Exercise goal: Print all the data, keeping every line exactly as it is.

Input records:
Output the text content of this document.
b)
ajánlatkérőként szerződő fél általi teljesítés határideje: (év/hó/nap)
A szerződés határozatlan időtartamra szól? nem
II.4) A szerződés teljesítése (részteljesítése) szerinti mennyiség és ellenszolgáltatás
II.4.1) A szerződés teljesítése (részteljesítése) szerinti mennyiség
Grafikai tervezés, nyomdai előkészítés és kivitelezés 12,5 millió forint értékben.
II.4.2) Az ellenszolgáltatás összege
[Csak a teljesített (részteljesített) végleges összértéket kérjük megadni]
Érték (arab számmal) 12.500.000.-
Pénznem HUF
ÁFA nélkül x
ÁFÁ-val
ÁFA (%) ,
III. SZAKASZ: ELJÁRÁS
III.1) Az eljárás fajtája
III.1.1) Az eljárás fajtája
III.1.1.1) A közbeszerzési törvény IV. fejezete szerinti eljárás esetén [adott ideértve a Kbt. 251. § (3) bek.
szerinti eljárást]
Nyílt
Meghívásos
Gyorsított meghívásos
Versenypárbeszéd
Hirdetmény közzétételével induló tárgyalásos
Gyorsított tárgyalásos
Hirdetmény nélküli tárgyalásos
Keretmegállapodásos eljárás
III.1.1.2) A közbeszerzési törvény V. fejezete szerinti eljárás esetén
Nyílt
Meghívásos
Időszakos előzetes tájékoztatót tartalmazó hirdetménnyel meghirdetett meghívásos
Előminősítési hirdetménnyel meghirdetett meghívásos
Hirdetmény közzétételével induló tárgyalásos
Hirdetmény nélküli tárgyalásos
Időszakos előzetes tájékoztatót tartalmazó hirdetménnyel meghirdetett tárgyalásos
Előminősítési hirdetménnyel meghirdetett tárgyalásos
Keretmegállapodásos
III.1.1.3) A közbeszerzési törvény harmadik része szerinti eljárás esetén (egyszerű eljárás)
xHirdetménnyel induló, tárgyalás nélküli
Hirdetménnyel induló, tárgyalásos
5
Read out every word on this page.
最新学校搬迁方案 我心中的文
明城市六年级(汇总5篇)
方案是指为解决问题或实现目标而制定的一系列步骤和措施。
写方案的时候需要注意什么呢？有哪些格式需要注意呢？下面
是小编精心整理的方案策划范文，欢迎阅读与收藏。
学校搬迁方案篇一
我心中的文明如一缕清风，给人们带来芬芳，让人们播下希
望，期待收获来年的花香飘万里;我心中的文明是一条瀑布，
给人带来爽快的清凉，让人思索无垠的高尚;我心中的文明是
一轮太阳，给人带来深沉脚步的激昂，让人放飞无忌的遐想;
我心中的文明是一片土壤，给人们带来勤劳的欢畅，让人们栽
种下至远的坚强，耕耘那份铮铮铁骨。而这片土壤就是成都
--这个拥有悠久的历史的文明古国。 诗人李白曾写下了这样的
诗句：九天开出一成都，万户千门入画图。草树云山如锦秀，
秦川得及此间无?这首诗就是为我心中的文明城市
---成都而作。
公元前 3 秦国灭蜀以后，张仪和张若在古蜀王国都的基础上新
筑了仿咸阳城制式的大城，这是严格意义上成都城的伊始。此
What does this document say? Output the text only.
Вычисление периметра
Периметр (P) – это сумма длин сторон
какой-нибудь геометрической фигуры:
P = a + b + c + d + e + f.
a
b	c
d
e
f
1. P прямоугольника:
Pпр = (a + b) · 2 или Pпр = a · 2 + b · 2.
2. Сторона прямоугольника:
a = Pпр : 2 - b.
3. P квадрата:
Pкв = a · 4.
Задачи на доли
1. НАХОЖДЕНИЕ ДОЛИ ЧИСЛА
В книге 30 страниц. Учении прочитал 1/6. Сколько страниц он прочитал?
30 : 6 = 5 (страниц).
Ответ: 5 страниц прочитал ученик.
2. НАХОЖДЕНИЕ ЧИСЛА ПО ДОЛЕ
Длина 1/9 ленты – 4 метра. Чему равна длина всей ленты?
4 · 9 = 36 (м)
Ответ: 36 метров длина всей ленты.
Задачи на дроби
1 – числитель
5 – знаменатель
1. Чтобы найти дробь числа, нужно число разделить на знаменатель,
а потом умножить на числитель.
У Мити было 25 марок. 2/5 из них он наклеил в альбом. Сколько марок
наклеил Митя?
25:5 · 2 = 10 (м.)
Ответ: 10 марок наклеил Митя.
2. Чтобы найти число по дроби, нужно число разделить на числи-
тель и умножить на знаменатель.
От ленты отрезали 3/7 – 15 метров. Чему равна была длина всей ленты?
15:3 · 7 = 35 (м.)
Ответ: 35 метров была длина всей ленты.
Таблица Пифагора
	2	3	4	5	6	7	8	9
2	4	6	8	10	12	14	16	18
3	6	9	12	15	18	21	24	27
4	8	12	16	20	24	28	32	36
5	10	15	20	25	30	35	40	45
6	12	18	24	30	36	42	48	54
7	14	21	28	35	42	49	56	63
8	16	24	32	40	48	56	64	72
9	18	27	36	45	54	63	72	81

The solution:
Output the text content of this document.
b)
ajánlatkérőként szerződő fél általi teljesítés határideje: (év/hó/nap)
A szerződés határozatlan időtartamra szól? nem
II.4) A szerződés teljesítése (részteljesítése) szerinti mennyiség és ellenszolgáltatás
II.4.1) A szerződés teljesítése (részteljesítése) szerinti mennyiség
Grafikai tervezés, nyomdai előkészítés és kivitelezés 12,5 millió forint értékben.
II.4.2) Az ellenszolgáltatás összege
[Csak a teljesített (részteljesített) végleges összértéket kérjük megadni]
Érték (arab számmal) 12.500.000.-
Pénznem HUF
ÁFA nélkül x
ÁFÁ-val
ÁFA (%) ,
III. SZAKASZ: ELJÁRÁS
III.1) Az eljárás fajtája
III.1.1) Az eljárás fajtája
III.1.1.1) A közbeszerzési törvény IV. fejezete szerinti eljárás esetén [adott ideértve a Kbt. 251. § (3) bek.
szerinti eljárást]
Nyílt
Meghívásos
Gyorsított meghívásos
Versenypárbeszéd
Hirdetmény közzétételével induló tárgyalásos
Gyorsított tárgyalásos
Hirdetmény nélküli tárgyalásos
Keretmegállapodásos eljárás
III.1.1.2) A közbeszerzési törvény V. fejezete szerinti eljárás esetén
Nyílt
Meghívásos
Időszakos előzetes tájékoztatót tartalmazó hirdetménnyel meghirdetett meghívásos
Előminősítési hirdetménnyel meghirdetett meghívásos
Hirdetmény közzétételével induló tárgyalásos
Hirdetmény nélküli tárgyalásos
Időszakos előzetes tájékoztatót tartalmazó hirdetménnyel meghirdetett tárgyalásos
Előminősítési hirdetménnyel meghirdetett tárgyalásos
Keretmegállapodásos
III.1.1.3) A közbeszerzési törvény harmadik része szerinti eljárás esetén (egyszerű eljárás)
xHirdetménnyel induló, tárgyalás nélküli
Hirdetménnyel induló, tárgyalásos
5
Read out every word on this page.
最新学校搬迁方案 我心中的文
明城市六年级(汇总5篇)
方案是指为解决问题或实现目标而制定的一系列步骤和措施。
写方案的时候需要注意什么呢？有哪些格式需要注意呢？下面
是小编精心整理的方案策划范文，欢迎阅读与收藏。
学校搬迁方案篇一
我心中的文明如一缕清风，给人们带来芬芳，让人们播下希
望，期待收获来年的花香飘万里;我心中的文明是一条瀑布，
给人带来爽快的清凉，让人思索无垠的高尚;我心中的文明是
一轮太阳，给人带来深沉脚步的激昂，让人放飞无忌的遐想;
我心中的文明是一片土壤，给人们带来勤劳的欢畅，让人们栽
种下至远的坚强，耕耘那份铮铮铁骨。而这片土壤就是成都
--这个拥有悠久的历史的文明古国。 诗人李白曾写下了这样的
诗句：九天开出一成都，万户千门入画图。草树云山如锦秀，
秦川得及此间无?这首诗就是为我心中的文明城市
---成都而作。
公元前 3 秦国灭蜀以后，张仪和张若在古蜀王国都的基础上新
筑了仿咸阳城制式的大城，这是严格意义上成都城的伊始。此
What does this document say? Output the text only.
Вычисление периметра
Периметр (P) – это сумма длин сторон
какой-нибудь геометрической фигуры:
P = a + b + c + d + e + f.
a
b	c
d
e
f
1. P прямоугольника:
Pпр = (a + b) · 2 или Pпр = a · 2 + b · 2.
2. Сторона прямоугольника:
a = Pпр : 2 - b.
3. P квадрата:
Pкв = a · 4.
Задачи на доли
1. НАХОЖДЕНИЕ ДОЛИ ЧИСЛА
В книге 30 страниц. Учении прочитал 1/6. Сколько страниц он прочитал?
30 : 6 = 5 (страниц).
Ответ: 5 страниц прочитал ученик.
2. НАХОЖДЕНИЕ ЧИСЛА ПО ДОЛЕ
Длина 1/9 ленты – 4 метра. Чему равна длина всей ленты?
4 · 9 = 36 (м)
Ответ: 36 метров длина всей ленты.
Задачи на дроби
1 – числитель
5 – знаменатель
1. Чтобы найти дробь числа, нужно число разделить на знаменатель,
а потом умножить на числитель.
У Мити было 25 марок. 2/5 из них он наклеил в альбом. Сколько марок
наклеил Митя?
25:5 · 2 = 10 (м.)
Ответ: 10 марок наклеил Митя.
2. Чтобы найти число по дроби, нужно число разделить на числи-
тель и умножить на знаменатель.
От ленты отрезали 3/7 – 15 метров. Чему равна была длина всей ленты?
15:3 · 7 = 35 (м.)
Ответ: 35 метров была длина всей ленты.
Таблица Пифагора
	2	3	4	5	6	7	8	9
2	4	6	8	10	12	14	16	18
3	6	9	12	15	18	21	24	27
4	8	12	16	20	24	28	32	36
5	10	15	20	25	30	35	40	45
6	12	18	24	30	36	42	48	54
7	14	21	28	35	42	49	56	63
8	16	24	32	40	48	56	64	72
9	18	27	36	45	54	63	72	81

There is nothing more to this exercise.